**Your task:** Please output the lines shown below exactly as they appear.

**Supplied records:**
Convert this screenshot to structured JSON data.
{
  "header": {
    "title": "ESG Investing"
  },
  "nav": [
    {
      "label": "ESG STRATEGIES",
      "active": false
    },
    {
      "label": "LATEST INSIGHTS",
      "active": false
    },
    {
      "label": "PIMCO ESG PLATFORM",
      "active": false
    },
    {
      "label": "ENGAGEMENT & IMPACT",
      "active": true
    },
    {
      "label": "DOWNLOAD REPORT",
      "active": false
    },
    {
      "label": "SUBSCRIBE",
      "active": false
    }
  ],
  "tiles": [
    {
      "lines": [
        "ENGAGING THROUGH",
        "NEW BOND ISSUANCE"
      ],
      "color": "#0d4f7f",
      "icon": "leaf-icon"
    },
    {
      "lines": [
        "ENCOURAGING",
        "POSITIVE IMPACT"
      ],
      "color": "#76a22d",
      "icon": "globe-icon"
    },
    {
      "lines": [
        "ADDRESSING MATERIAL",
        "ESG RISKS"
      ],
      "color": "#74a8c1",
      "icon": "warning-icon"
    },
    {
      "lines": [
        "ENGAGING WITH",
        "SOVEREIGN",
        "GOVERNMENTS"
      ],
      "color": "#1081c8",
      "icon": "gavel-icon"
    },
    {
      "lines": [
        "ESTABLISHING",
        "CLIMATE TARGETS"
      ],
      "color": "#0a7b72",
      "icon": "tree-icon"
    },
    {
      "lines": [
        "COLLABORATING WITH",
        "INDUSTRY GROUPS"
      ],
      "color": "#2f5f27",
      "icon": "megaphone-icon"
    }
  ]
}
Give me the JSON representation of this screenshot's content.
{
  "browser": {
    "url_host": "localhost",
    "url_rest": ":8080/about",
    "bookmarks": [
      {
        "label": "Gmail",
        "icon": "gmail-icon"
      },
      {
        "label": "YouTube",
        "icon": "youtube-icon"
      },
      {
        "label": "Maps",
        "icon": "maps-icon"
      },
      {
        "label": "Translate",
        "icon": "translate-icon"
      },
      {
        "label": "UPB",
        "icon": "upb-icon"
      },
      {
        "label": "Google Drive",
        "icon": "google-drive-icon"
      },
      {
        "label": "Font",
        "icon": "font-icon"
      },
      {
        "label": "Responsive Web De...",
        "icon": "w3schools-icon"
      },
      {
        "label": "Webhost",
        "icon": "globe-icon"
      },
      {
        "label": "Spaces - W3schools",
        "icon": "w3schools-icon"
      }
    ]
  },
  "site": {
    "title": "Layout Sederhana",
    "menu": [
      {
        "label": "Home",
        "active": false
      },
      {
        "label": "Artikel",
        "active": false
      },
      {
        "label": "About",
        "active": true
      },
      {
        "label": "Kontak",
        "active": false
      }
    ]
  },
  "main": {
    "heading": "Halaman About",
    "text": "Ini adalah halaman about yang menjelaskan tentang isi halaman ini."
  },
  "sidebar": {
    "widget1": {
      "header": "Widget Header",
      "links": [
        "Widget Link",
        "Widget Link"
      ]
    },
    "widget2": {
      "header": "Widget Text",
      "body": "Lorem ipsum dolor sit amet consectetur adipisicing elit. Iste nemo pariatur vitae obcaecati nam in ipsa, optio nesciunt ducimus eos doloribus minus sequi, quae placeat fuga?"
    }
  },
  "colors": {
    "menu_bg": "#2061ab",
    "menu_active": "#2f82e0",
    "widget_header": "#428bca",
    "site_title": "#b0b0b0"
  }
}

**Expected output:**
Convert this screenshot to structured JSON data.
{
  "header": {
    "title": "ESG Investing"
  },
  "nav": [
    {
      "label": "ESG STRATEGIES",
      "active": false
    },
    {
      "label": "LATEST INSIGHTS",
      "active": false
    },
    {
      "label": "PIMCO ESG PLATFORM",
      "active": false
    },
    {
      "label": "ENGAGEMENT & IMPACT",
      "active": true
    },
    {
      "label": "DOWNLOAD REPORT",
      "active": false
    },
    {
      "label": "SUBSCRIBE",
      "active": false
    }
  ],
  "tiles": [
    {
      "lines": [
        "ENGAGING THROUGH",
        "NEW BOND ISSUANCE"
      ],
      "color": "#0d4f7f",
      "icon": "leaf-icon"
    },
    {
      "lines": [
        "ENCOURAGING",
        "POSITIVE IMPACT"
      ],
      "color": "#76a22d",
      "icon": "globe-icon"
    },
    {
      "lines": [
        "ADDRESSING MATERIAL",
        "ESG RISKS"
      ],
      "color": "#74a8c1",
      "icon": "warning-icon"
    },
    {
      "lines": [
        "ENGAGING WITH",
        "SOVEREIGN",
        "GOVERNMENTS"
      ],
      "color": "#1081c8",
      "icon": "gavel-icon"
    },
    {
      "lines": [
        "ESTABLISHING",
        "CLIMATE TARGETS"
      ],
      "color": "#0a7b72",
      "icon": "tree-icon"
    },
    {
      "lines": [
        "COLLABORATING WITH",
        "INDUSTRY GROUPS"
      ],
      "color": "#2f5f27",
      "icon": "megaphone-icon"
    }
  ]
}
Give me the JSON representation of this screenshot's content.
{
  "browser": {
    "url_host": "localhost",
    "url_rest": ":8080/about",
    "bookmarks": [
      {
        "label": "Gmail",
        "icon": "gmail-icon"
      },
      {
        "label": "YouTube",
        "icon": "youtube-icon"
      },
      {
        "label": "Maps",
        "icon": "maps-icon"
      },
      {
        "label": "Translate",
        "icon": "translate-icon"
      },
      {
        "label": "UPB",
        "icon": "upb-icon"
      },
      {
        "label": "Google Drive",
        "icon": "google-drive-icon"
      },
      {
        "label": "Font",
        "icon": "font-icon"
      },
      {
        "label": "Responsive Web De...",
        "icon": "w3schools-icon"
      },
      {
        "label": "Webhost",
        "icon": "globe-icon"
      },
      {
        "label": "Spaces - W3schools",
        "icon": "w3schools-icon"
      }
    ]
  },
  "site": {
    "title": "Layout Sederhana",
    "menu": [
      {
        "label": "Home",
        "active": false
      },
      {
        "label": "Artikel",
        "active": false
      },
      {
        "label": "About",
        "active": true
      },
      {
        "label": "Kontak",
        "active": false
      }
    ]
  },
  "main": {
    "heading": "Halaman About",
    "text": "Ini adalah halaman about yang menjelaskan tentang isi halaman ini."
  },
  "sidebar": {
    "widget1": {
      "header": "Widget Header",
      "links": [
        "Widget Link",
        "Widget Link"
      ]
    },
    "widget2": {
      "header": "Widget Text",
      "body": "Lorem ipsum dolor sit amet consectetur adipisicing elit. Iste nemo pariatur vitae obcaecati nam in ipsa, optio nesciunt ducimus eos doloribus minus sequi, quae placeat fuga?"
    }
  },
  "colors": {
    "menu_bg": "#2061ab",
    "menu_active": "#2f82e0",
    "widget_header": "#428bca",
    "site_title": "#b0b0b0"
  }
}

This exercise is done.